**Short problem**
Without the images, write out the whole listing exactly.

##### Provided data

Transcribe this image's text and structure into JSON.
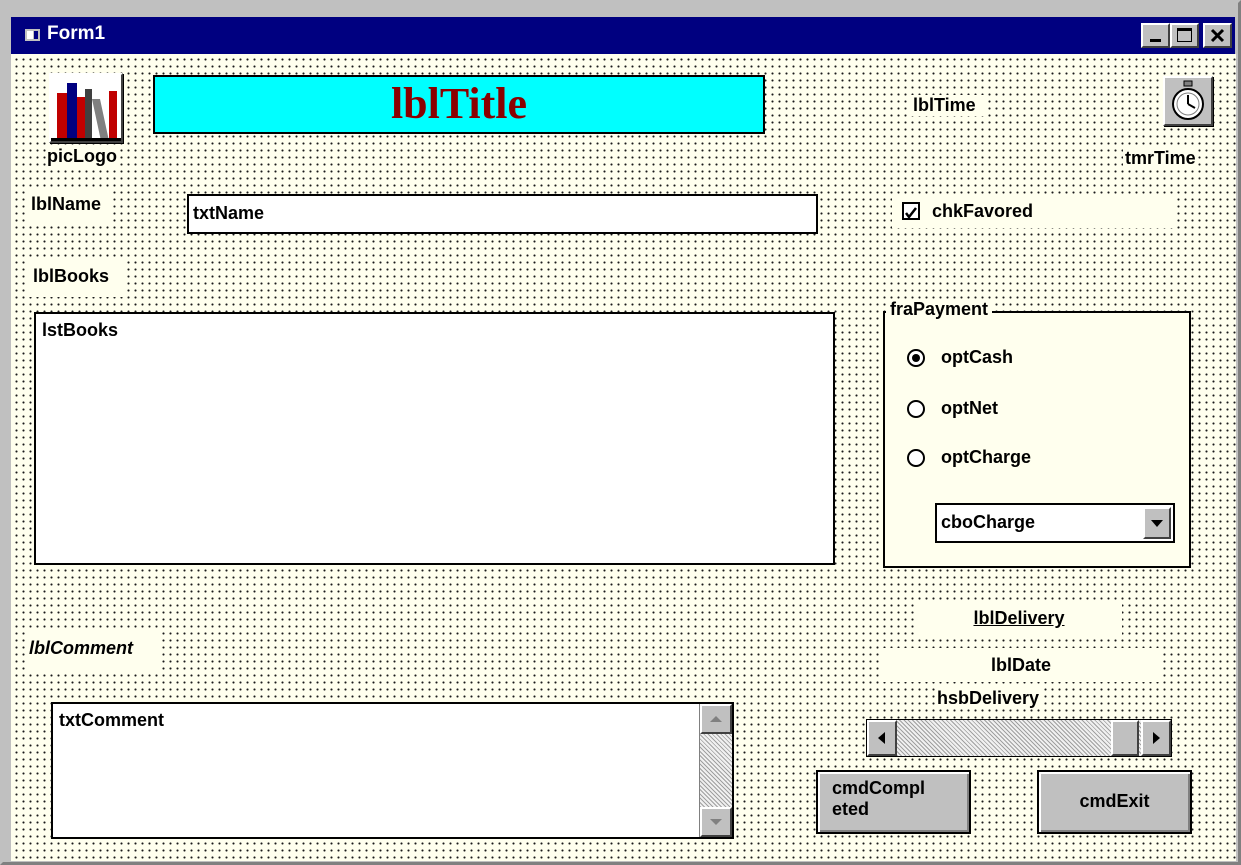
{
  "window": {
    "title": "Form1"
  },
  "controls": {
    "picLogo": "picLogo",
    "lblTitle": "lblTitle",
    "lblTime": "lblTime",
    "tmrTime": "tmrTime",
    "lblName": "lblName",
    "txtName": "txtName",
    "chkFavored": "chkFavored",
    "lblBooks": "lblBooks",
    "lstBooks": "lstBooks",
    "fraPayment": "fraPayment",
    "optCash": "optCash",
    "optNet": "optNet",
    "optCharge": "optCharge",
    "cboCharge": "cboCharge",
    "lblDelivery": "lblDelivery",
    "lblDate": "lblDate",
    "hsbDelivery": "hsbDelivery",
    "lblComment": "lblComment",
    "txtComment": "txtComment",
    "cmdCompleted_line1": "cmdCompl",
    "cmdCompleted_line2": "eted",
    "cmdExit": "cmdExit"
  },
  "state": {
    "chkFavored_checked": true,
    "selected_payment": "optCash"
  },
  "colors": {
    "titlebar": "#000080",
    "form_background": "#ffffee",
    "title_label_background": "#00ffff",
    "title_label_text": "#8b0000"
  },
  "icons": {
    "form_icon": "form-icon",
    "logo": "books-icon",
    "timer": "stopwatch-icon"
  }
}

##########

**Output for this exercise**
Transcribe this image's text and structure into JSON.
{
  "window": {
    "title": "Form1"
  },
  "controls": {
    "picLogo": "picLogo",
    "lblTitle": "lblTitle",
    "lblTime": "lblTime",
    "tmrTime": "tmrTime",
    "lblName": "lblName",
    "txtName": "txtName",
    "chkFavored": "chkFavored",
    "lblBooks": "lblBooks",
    "lstBooks": "lstBooks",
    "fraPayment": "fraPayment",
    "optCash": "optCash",
    "optNet": "optNet",
    "optCharge": "optCharge",
    "cboCharge": "cboCharge",
    "lblDelivery": "lblDelivery",
    "lblDate": "lblDate",
    "hsbDelivery": "hsbDelivery",
    "lblComment": "lblComment",
    "txtComment": "txtComment",
    "cmdCompleted_line1": "cmdCompl",
    "cmdCompleted_line2": "eted",
    "cmdExit": "cmdExit"
  },
  "state": {
    "chkFavored_checked": true,
    "selected_payment": "optCash"
  },
  "colors": {
    "titlebar": "#000080",
    "form_background": "#ffffee",
    "title_label_background": "#00ffff",
    "title_label_text": "#8b0000"
  },
  "icons": {
    "form_icon": "form-icon",
    "logo": "books-icon",
    "timer": "stopwatch-icon"
  }
}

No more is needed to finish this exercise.